Copy the data word for word, keeping every line.

____________

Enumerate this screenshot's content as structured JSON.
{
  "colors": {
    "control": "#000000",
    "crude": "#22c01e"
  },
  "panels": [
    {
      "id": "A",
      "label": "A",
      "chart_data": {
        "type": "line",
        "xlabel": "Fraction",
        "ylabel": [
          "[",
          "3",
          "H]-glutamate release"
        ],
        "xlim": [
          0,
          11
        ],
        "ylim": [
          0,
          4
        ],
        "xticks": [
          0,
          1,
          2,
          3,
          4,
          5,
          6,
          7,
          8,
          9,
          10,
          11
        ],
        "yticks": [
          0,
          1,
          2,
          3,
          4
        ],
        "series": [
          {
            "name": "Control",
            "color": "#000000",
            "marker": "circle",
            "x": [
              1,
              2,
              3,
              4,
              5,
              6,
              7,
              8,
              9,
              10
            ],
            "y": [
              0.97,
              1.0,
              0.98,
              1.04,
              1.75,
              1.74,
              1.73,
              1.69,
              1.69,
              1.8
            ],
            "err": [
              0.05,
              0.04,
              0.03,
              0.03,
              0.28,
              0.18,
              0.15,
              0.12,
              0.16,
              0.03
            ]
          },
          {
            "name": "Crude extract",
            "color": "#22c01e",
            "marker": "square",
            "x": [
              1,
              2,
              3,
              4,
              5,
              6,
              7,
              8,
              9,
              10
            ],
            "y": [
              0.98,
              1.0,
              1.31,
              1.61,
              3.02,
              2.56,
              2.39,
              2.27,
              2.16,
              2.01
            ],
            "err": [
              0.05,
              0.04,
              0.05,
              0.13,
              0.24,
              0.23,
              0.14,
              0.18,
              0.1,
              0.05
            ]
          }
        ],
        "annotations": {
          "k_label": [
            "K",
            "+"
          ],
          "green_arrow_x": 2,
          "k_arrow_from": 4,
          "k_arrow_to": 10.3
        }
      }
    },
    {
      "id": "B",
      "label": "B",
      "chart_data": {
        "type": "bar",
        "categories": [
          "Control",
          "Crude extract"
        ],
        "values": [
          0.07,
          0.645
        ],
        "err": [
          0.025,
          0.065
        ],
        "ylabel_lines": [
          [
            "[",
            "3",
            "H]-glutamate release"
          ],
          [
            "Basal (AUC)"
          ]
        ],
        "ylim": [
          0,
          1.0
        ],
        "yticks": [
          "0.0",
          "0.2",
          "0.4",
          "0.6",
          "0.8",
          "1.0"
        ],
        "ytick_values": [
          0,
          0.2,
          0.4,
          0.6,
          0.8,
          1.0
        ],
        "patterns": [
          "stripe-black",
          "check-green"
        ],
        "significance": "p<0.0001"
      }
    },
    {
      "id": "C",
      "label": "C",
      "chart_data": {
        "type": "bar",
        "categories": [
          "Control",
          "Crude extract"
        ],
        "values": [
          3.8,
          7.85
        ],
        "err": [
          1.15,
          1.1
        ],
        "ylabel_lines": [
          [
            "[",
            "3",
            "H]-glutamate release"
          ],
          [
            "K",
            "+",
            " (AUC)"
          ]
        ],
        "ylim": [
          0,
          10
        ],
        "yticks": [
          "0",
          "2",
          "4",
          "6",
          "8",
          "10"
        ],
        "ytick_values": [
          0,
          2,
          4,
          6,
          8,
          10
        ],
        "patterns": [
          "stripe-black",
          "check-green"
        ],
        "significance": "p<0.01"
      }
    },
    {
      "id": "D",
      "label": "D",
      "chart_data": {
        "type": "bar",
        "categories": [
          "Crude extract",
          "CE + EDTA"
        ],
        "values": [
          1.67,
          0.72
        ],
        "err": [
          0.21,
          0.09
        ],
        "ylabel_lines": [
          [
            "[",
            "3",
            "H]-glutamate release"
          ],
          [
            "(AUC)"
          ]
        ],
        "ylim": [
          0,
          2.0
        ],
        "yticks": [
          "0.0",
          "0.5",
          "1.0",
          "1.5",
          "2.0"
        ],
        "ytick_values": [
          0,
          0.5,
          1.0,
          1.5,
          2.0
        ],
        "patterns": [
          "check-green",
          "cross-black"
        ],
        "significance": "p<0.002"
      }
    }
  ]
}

____________

* [FINAL ANSWER]:
Enumerate this screenshot's content as structured JSON.
{
  "colors": {
    "control": "#000000",
    "crude": "#22c01e"
  },
  "panels": [
    {
      "id": "A",
      "label": "A",
      "chart_data": {
        "type": "line",
        "xlabel": "Fraction",
        "ylabel": [
          "[",
          "3",
          "H]-glutamate release"
        ],
        "xlim": [
          0,
          11
        ],
        "ylim": [
          0,
          4
        ],
        "xticks": [
          0,
          1,
          2,
          3,
          4,
          5,
          6,
          7,
          8,
          9,
          10,
          11
        ],
        "yticks": [
          0,
          1,
          2,
          3,
          4
        ],
        "series": [
          {
            "name": "Control",
            "color": "#000000",
            "marker": "circle",
            "x": [
              1,
              2,
              3,
              4,
              5,
              6,
              7,
              8,
              9,
              10
            ],
            "y": [
              0.97,
              1.0,
              0.98,
              1.04,
              1.75,
              1.74,
              1.73,
              1.69,
              1.69,
              1.8
            ],
            "err": [
              0.05,
              0.04,
              0.03,
              0.03,
              0.28,
              0.18,
              0.15,
              0.12,
              0.16,
              0.03
            ]
          },
          {
            "name": "Crude extract",
            "color": "#22c01e",
            "marker": "square",
            "x": [
              1,
              2,
              3,
              4,
              5,
              6,
              7,
              8,
              9,
              10
            ],
            "y": [
              0.98,
              1.0,
              1.31,
              1.61,
              3.02,
              2.56,
              2.39,
              2.27,
              2.16,
              2.01
            ],
            "err": [
              0.05,
              0.04,
              0.05,
              0.13,
              0.24,
              0.23,
              0.14,
              0.18,
              0.1,
              0.05
            ]
          }
        ],
        "annotations": {
          "k_label": [
            "K",
            "+"
          ],
          "green_arrow_x": 2,
          "k_arrow_from": 4,
          "k_arrow_to": 10.3
        }
      }
    },
    {
      "id": "B",
      "label": "B",
      "chart_data": {
        "type": "bar",
        "categories": [
          "Control",
          "Crude extract"
        ],
        "values": [
          0.07,
          0.645
        ],
        "err": [
          0.025,
          0.065
        ],
        "ylabel_lines": [
          [
            "[",
            "3",
            "H]-glutamate release"
          ],
          [
            "Basal (AUC)"
          ]
        ],
        "ylim": [
          0,
          1.0
        ],
        "yticks": [
          "0.0",
          "0.2",
          "0.4",
          "0.6",
          "0.8",
          "1.0"
        ],
        "ytick_values": [
          0,
          0.2,
          0.4,
          0.6,
          0.8,
          1.0
        ],
        "patterns": [
          "stripe-black",
          "check-green"
        ],
        "significance": "p<0.0001"
      }
    },
    {
      "id": "C",
      "label": "C",
      "chart_data": {
        "type": "bar",
        "categories": [
          "Control",
          "Crude extract"
        ],
        "values": [
          3.8,
          7.85
        ],
        "err": [
          1.15,
          1.1
        ],
        "ylabel_lines": [
          [
            "[",
            "3",
            "H]-glutamate release"
          ],
          [
            "K",
            "+",
            " (AUC)"
          ]
        ],
        "ylim": [
          0,
          10
        ],
        "yticks": [
          "0",
          "2",
          "4",
          "6",
          "8",
          "10"
        ],
        "ytick_values": [
          0,
          2,
          4,
          6,
          8,
          10
        ],
        "patterns": [
          "stripe-black",
          "check-green"
        ],
        "significance": "p<0.01"
      }
    },
    {
      "id": "D",
      "label": "D",
      "chart_data": {
        "type": "bar",
        "categories": [
          "Crude extract",
          "CE + EDTA"
        ],
        "values": [
          1.67,
          0.72
        ],
        "err": [
          0.21,
          0.09
        ],
        "ylabel_lines": [
          [
            "[",
            "3",
            "H]-glutamate release"
          ],
          [
            "(AUC)"
          ]
        ],
        "ylim": [
          0,
          2.0
        ],
        "yticks": [
          "0.0",
          "0.5",
          "1.0",
          "1.5",
          "2.0"
        ],
        "ytick_values": [
          0,
          0.5,
          1.0,
          1.5,
          2.0
        ],
        "patterns": [
          "check-green",
          "cross-black"
        ],
        "significance": "p<0.002"
      }
    }
  ]
}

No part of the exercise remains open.